# [Exercise objective]
Reproduce all the entries precisely.

>>>

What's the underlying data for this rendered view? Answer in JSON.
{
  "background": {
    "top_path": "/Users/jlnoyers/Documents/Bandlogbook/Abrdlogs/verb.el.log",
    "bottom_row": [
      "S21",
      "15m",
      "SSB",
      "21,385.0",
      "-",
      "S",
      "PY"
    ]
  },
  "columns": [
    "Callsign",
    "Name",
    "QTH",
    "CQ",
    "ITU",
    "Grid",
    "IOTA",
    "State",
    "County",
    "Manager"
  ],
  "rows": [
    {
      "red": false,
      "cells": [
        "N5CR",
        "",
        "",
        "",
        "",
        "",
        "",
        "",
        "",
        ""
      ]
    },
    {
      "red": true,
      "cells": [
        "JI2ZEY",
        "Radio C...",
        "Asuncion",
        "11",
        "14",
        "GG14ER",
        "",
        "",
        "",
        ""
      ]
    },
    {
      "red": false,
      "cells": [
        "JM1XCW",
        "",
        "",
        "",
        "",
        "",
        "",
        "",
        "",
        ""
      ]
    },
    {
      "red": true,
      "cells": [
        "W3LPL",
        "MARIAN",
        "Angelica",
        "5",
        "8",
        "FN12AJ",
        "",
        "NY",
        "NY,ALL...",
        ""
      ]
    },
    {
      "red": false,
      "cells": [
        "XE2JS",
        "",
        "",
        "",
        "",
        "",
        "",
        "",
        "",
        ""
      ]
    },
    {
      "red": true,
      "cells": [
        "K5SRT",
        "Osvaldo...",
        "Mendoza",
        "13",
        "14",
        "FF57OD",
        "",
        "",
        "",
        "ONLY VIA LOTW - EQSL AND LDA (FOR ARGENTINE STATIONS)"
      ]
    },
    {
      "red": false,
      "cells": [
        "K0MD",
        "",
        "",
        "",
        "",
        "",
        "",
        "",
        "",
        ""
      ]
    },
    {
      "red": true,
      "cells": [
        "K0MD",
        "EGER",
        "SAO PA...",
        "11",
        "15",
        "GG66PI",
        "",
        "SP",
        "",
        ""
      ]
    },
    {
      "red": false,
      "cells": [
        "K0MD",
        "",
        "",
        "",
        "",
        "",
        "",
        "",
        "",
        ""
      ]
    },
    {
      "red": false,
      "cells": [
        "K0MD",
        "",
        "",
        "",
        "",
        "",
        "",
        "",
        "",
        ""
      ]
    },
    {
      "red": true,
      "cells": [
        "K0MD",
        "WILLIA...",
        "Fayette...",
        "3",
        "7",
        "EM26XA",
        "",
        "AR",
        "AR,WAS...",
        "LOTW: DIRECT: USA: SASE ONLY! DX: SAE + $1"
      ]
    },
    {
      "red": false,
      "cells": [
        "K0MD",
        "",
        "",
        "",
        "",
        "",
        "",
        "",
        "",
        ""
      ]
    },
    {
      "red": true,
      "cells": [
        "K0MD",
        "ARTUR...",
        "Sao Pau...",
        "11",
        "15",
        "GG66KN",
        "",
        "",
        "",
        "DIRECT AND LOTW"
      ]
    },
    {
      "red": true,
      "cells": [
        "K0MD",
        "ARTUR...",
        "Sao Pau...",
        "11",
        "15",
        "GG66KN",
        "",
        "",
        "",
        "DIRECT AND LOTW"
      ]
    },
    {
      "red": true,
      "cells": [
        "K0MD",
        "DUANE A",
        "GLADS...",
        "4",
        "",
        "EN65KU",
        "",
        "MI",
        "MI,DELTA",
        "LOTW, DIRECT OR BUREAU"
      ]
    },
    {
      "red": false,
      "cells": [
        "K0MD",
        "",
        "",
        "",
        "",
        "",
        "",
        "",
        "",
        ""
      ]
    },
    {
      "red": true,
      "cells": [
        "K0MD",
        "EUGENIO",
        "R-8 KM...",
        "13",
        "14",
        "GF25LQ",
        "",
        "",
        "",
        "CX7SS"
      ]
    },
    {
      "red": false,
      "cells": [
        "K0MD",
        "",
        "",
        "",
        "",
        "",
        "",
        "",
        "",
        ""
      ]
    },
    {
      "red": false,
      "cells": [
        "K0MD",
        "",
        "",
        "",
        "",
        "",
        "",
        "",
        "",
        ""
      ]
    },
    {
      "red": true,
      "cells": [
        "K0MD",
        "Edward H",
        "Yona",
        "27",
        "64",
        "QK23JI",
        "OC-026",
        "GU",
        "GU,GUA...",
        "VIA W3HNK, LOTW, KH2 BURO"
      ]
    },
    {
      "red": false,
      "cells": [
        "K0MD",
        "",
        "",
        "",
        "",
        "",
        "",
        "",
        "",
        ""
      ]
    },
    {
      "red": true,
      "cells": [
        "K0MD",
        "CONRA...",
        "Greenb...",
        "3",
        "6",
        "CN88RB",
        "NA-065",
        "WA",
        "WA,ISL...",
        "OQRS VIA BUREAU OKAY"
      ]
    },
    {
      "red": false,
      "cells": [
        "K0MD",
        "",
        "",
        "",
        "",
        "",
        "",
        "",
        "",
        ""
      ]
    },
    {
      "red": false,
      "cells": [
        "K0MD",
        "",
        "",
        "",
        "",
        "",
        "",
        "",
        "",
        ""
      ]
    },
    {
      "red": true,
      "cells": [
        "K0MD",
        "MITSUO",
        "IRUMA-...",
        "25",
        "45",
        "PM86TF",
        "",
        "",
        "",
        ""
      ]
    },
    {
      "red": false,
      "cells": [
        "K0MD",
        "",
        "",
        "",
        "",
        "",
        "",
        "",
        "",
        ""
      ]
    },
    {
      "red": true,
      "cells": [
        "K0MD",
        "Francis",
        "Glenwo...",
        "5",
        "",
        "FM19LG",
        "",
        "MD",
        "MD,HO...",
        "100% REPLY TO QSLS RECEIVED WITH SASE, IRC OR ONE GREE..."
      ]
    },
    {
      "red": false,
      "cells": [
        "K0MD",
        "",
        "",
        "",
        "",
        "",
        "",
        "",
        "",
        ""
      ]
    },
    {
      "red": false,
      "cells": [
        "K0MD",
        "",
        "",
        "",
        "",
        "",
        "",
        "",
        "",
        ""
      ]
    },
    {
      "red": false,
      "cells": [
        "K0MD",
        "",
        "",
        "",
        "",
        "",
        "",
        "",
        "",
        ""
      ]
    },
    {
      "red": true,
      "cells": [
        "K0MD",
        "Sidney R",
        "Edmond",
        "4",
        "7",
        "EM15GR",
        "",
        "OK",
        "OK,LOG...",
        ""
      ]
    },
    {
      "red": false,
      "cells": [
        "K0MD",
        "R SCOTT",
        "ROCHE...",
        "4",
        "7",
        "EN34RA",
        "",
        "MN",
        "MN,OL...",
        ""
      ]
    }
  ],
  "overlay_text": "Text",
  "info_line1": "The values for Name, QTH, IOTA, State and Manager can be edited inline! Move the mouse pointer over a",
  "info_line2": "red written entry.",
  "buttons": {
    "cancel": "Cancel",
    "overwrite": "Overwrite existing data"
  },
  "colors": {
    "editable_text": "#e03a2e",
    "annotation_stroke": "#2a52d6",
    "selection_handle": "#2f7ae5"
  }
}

<<<

# [Output of the task]
What's the underlying data for this rendered view? Answer in JSON.
{
  "background": {
    "top_path": "/Users/jlnoyers/Documents/Bandlogbook/Abrdlogs/verb.el.log",
    "bottom_row": [
      "S21",
      "15m",
      "SSB",
      "21,385.0",
      "-",
      "S",
      "PY"
    ]
  },
  "columns": [
    "Callsign",
    "Name",
    "QTH",
    "CQ",
    "ITU",
    "Grid",
    "IOTA",
    "State",
    "County",
    "Manager"
  ],
  "rows": [
    {
      "red": false,
      "cells": [
        "N5CR",
        "",
        "",
        "",
        "",
        "",
        "",
        "",
        "",
        ""
      ]
    },
    {
      "red": true,
      "cells": [
        "JI2ZEY",
        "Radio C...",
        "Asuncion",
        "11",
        "14",
        "GG14ER",
        "",
        "",
        "",
        ""
      ]
    },
    {
      "red": false,
      "cells": [
        "JM1XCW",
        "",
        "",
        "",
        "",
        "",
        "",
        "",
        "",
        ""
      ]
    },
    {
      "red": true,
      "cells": [
        "W3LPL",
        "MARIAN",
        "Angelica",
        "5",
        "8",
        "FN12AJ",
        "",
        "NY",
        "NY,ALL...",
        ""
      ]
    },
    {
      "red": false,
      "cells": [
        "XE2JS",
        "",
        "",
        "",
        "",
        "",
        "",
        "",
        "",
        ""
      ]
    },
    {
      "red": true,
      "cells": [
        "K5SRT",
        "Osvaldo...",
        "Mendoza",
        "13",
        "14",
        "FF57OD",
        "",
        "",
        "",
        "ONLY VIA LOTW - EQSL AND LDA (FOR ARGENTINE STATIONS)"
      ]
    },
    {
      "red": false,
      "cells": [
        "K0MD",
        "",
        "",
        "",
        "",
        "",
        "",
        "",
        "",
        ""
      ]
    },
    {
      "red": true,
      "cells": [
        "K0MD",
        "EGER",
        "SAO PA...",
        "11",
        "15",
        "GG66PI",
        "",
        "SP",
        "",
        ""
      ]
    },
    {
      "red": false,
      "cells": [
        "K0MD",
        "",
        "",
        "",
        "",
        "",
        "",
        "",
        "",
        ""
      ]
    },
    {
      "red": false,
      "cells": [
        "K0MD",
        "",
        "",
        "",
        "",
        "",
        "",
        "",
        "",
        ""
      ]
    },
    {
      "red": true,
      "cells": [
        "K0MD",
        "WILLIA...",
        "Fayette...",
        "3",
        "7",
        "EM26XA",
        "",
        "AR",
        "AR,WAS...",
        "LOTW: DIRECT: USA: SASE ONLY! DX: SAE + $1"
      ]
    },
    {
      "red": false,
      "cells": [
        "K0MD",
        "",
        "",
        "",
        "",
        "",
        "",
        "",
        "",
        ""
      ]
    },
    {
      "red": true,
      "cells": [
        "K0MD",
        "ARTUR...",
        "Sao Pau...",
        "11",
        "15",
        "GG66KN",
        "",
        "",
        "",
        "DIRECT AND LOTW"
      ]
    },
    {
      "red": true,
      "cells": [
        "K0MD",
        "ARTUR...",
        "Sao Pau...",
        "11",
        "15",
        "GG66KN",
        "",
        "",
        "",
        "DIRECT AND LOTW"
      ]
    },
    {
      "red": true,
      "cells": [
        "K0MD",
        "DUANE A",
        "GLADS...",
        "4",
        "",
        "EN65KU",
        "",
        "MI",
        "MI,DELTA",
        "LOTW, DIRECT OR BUREAU"
      ]
    },
    {
      "red": false,
      "cells": [
        "K0MD",
        "",
        "",
        "",
        "",
        "",
        "",
        "",
        "",
        ""
      ]
    },
    {
      "red": true,
      "cells": [
        "K0MD",
        "EUGENIO",
        "R-8 KM...",
        "13",
        "14",
        "GF25LQ",
        "",
        "",
        "",
        "CX7SS"
      ]
    },
    {
      "red": false,
      "cells": [
        "K0MD",
        "",
        "",
        "",
        "",
        "",
        "",
        "",
        "",
        ""
      ]
    },
    {
      "red": false,
      "cells": [
        "K0MD",
        "",
        "",
        "",
        "",
        "",
        "",
        "",
        "",
        ""
      ]
    },
    {
      "red": true,
      "cells": [
        "K0MD",
        "Edward H",
        "Yona",
        "27",
        "64",
        "QK23JI",
        "OC-026",
        "GU",
        "GU,GUA...",
        "VIA W3HNK, LOTW, KH2 BURO"
      ]
    },
    {
      "red": false,
      "cells": [
        "K0MD",
        "",
        "",
        "",
        "",
        "",
        "",
        "",
        "",
        ""
      ]
    },
    {
      "red": true,
      "cells": [
        "K0MD",
        "CONRA...",
        "Greenb...",
        "3",
        "6",
        "CN88RB",
        "NA-065",
        "WA",
        "WA,ISL...",
        "OQRS VIA BUREAU OKAY"
      ]
    },
    {
      "red": false,
      "cells": [
        "K0MD",
        "",
        "",
        "",
        "",
        "",
        "",
        "",
        "",
        ""
      ]
    },
    {
      "red": false,
      "cells": [
        "K0MD",
        "",
        "",
        "",
        "",
        "",
        "",
        "",
        "",
        ""
      ]
    },
    {
      "red": true,
      "cells": [
        "K0MD",
        "MITSUO",
        "IRUMA-...",
        "25",
        "45",
        "PM86TF",
        "",
        "",
        "",
        ""
      ]
    },
    {
      "red": false,
      "cells": [
        "K0MD",
        "",
        "",
        "",
        "",
        "",
        "",
        "",
        "",
        ""
      ]
    },
    {
      "red": true,
      "cells": [
        "K0MD",
        "Francis",
        "Glenwo...",
        "5",
        "",
        "FM19LG",
        "",
        "MD",
        "MD,HO...",
        "100% REPLY TO QSLS RECEIVED WITH SASE, IRC OR ONE GREE..."
      ]
    },
    {
      "red": false,
      "cells": [
        "K0MD",
        "",
        "",
        "",
        "",
        "",
        "",
        "",
        "",
        ""
      ]
    },
    {
      "red": false,
      "cells": [
        "K0MD",
        "",
        "",
        "",
        "",
        "",
        "",
        "",
        "",
        ""
      ]
    },
    {
      "red": false,
      "cells": [
        "K0MD",
        "",
        "",
        "",
        "",
        "",
        "",
        "",
        "",
        ""
      ]
    },
    {
      "red": true,
      "cells": [
        "K0MD",
        "Sidney R",
        "Edmond",
        "4",
        "7",
        "EM15GR",
        "",
        "OK",
        "OK,LOG...",
        ""
      ]
    },
    {
      "red": false,
      "cells": [
        "K0MD",
        "R SCOTT",
        "ROCHE...",
        "4",
        "7",
        "EN34RA",
        "",
        "MN",
        "MN,OL...",
        ""
      ]
    }
  ],
  "overlay_text": "Text",
  "info_line1": "The values for Name, QTH, IOTA, State and Manager can be edited inline! Move the mouse pointer over a",
  "info_line2": "red written entry.",
  "buttons": {
    "cancel": "Cancel",
    "overwrite": "Overwrite existing data"
  },
  "colors": {
    "editable_text": "#e03a2e",
    "annotation_stroke": "#2a52d6",
    "selection_handle": "#2f7ae5"
  }
}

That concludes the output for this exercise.